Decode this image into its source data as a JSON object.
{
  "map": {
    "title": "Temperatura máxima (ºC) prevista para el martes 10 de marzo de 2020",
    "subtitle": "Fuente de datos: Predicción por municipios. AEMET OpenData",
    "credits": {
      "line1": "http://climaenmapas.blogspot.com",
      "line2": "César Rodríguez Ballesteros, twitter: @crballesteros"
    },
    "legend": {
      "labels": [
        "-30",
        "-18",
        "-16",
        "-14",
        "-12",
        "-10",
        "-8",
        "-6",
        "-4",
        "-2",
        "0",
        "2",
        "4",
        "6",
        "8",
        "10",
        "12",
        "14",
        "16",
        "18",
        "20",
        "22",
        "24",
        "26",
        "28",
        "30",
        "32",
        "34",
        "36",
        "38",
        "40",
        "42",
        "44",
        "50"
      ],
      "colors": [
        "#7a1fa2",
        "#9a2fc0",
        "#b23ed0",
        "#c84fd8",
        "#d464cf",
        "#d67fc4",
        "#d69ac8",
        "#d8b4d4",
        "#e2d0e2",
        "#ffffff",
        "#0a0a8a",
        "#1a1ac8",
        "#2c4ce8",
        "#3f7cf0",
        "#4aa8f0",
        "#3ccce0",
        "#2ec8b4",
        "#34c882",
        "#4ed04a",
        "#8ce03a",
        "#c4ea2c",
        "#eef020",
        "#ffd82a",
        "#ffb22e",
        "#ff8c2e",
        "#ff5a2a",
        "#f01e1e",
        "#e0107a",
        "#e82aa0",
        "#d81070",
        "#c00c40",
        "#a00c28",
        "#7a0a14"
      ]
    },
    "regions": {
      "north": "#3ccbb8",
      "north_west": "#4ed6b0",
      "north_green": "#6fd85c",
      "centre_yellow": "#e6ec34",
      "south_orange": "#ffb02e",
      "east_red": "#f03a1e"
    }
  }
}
****************
Extract all of the data exactly as written.

Exercise answer
Decode this image into its source data as a JSON object.
{
  "map": {
    "title": "Temperatura máxima (ºC) prevista para el martes 10 de marzo de 2020",
    "subtitle": "Fuente de datos: Predicción por municipios. AEMET OpenData",
    "credits": {
      "line1": "http://climaenmapas.blogspot.com",
      "line2": "César Rodríguez Ballesteros, twitter: @crballesteros"
    },
    "legend": {
      "labels": [
        "-30",
        "-18",
        "-16",
        "-14",
        "-12",
        "-10",
        "-8",
        "-6",
        "-4",
        "-2",
        "0",
        "2",
        "4",
        "6",
        "8",
        "10",
        "12",
        "14",
        "16",
        "18",
        "20",
        "22",
        "24",
        "26",
        "28",
        "30",
        "32",
        "34",
        "36",
        "38",
        "40",
        "42",
        "44",
        "50"
      ],
      "colors": [
        "#7a1fa2",
        "#9a2fc0",
        "#b23ed0",
        "#c84fd8",
        "#d464cf",
        "#d67fc4",
        "#d69ac8",
        "#d8b4d4",
        "#e2d0e2",
        "#ffffff",
        "#0a0a8a",
        "#1a1ac8",
        "#2c4ce8",
        "#3f7cf0",
        "#4aa8f0",
        "#3ccce0",
        "#2ec8b4",
        "#34c882",
        "#4ed04a",
        "#8ce03a",
        "#c4ea2c",
        "#eef020",
        "#ffd82a",
        "#ffb22e",
        "#ff8c2e",
        "#ff5a2a",
        "#f01e1e",
        "#e0107a",
        "#e82aa0",
        "#d81070",
        "#c00c40",
        "#a00c28",
        "#7a0a14"
      ]
    },
    "regions": {
      "north": "#3ccbb8",
      "north_west": "#4ed6b0",
      "north_green": "#6fd85c",
      "centre_yellow": "#e6ec34",
      "south_orange": "#ffb02e",
      "east_red": "#f03a1e"
    }
  }
}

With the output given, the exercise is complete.